The problem:
How many lines in the material contain the string "series"? Tally them and reply with the number alone.

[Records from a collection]
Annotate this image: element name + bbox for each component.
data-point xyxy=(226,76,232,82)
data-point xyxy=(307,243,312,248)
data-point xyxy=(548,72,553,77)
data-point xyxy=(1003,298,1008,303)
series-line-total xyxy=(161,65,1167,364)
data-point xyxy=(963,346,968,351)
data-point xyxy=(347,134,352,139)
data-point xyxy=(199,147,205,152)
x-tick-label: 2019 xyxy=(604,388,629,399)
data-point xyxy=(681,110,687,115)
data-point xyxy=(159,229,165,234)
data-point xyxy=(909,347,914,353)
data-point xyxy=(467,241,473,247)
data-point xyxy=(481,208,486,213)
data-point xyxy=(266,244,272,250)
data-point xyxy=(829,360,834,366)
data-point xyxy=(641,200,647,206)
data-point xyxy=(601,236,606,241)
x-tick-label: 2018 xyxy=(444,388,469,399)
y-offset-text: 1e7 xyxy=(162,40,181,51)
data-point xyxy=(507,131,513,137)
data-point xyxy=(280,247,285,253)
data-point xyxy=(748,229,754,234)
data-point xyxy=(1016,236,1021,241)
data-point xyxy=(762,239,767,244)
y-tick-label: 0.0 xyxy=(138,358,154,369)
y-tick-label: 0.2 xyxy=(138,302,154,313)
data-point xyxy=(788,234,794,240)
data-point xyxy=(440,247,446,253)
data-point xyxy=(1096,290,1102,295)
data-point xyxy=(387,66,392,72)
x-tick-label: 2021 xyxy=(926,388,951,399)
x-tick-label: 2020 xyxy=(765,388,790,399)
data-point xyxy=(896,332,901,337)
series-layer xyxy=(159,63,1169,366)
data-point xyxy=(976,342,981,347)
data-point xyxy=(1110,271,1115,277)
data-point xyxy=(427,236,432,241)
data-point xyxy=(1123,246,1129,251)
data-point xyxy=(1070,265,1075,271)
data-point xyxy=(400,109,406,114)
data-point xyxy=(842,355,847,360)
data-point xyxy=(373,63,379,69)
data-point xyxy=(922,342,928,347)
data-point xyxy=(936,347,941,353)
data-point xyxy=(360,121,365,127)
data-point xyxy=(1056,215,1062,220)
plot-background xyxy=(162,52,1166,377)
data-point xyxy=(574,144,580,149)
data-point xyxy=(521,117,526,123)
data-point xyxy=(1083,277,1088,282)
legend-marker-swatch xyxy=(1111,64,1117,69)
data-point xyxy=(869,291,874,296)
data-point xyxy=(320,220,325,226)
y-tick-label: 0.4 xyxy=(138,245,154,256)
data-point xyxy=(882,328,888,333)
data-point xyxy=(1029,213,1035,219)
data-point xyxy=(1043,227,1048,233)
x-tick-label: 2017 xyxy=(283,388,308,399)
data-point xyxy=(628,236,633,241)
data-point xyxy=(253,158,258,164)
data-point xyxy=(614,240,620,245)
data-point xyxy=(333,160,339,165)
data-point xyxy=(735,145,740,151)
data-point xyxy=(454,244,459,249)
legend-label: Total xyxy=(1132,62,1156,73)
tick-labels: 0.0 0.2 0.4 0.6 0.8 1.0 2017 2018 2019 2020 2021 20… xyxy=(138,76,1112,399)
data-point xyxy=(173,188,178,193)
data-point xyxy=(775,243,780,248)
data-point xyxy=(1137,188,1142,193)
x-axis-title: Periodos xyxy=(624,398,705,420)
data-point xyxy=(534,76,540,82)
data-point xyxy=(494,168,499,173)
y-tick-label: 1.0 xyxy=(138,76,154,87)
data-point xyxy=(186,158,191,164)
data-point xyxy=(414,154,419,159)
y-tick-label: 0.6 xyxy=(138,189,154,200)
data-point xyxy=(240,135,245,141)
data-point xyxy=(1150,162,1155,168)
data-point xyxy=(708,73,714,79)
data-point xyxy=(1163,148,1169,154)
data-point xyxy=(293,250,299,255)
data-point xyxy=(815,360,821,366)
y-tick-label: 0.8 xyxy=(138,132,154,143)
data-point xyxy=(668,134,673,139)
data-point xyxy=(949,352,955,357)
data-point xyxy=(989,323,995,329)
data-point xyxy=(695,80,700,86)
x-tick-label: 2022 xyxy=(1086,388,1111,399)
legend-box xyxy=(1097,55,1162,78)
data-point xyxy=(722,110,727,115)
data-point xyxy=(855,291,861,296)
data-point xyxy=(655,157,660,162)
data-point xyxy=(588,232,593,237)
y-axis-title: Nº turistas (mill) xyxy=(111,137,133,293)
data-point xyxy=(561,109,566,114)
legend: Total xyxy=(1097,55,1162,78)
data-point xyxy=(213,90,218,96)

Finished answer:
2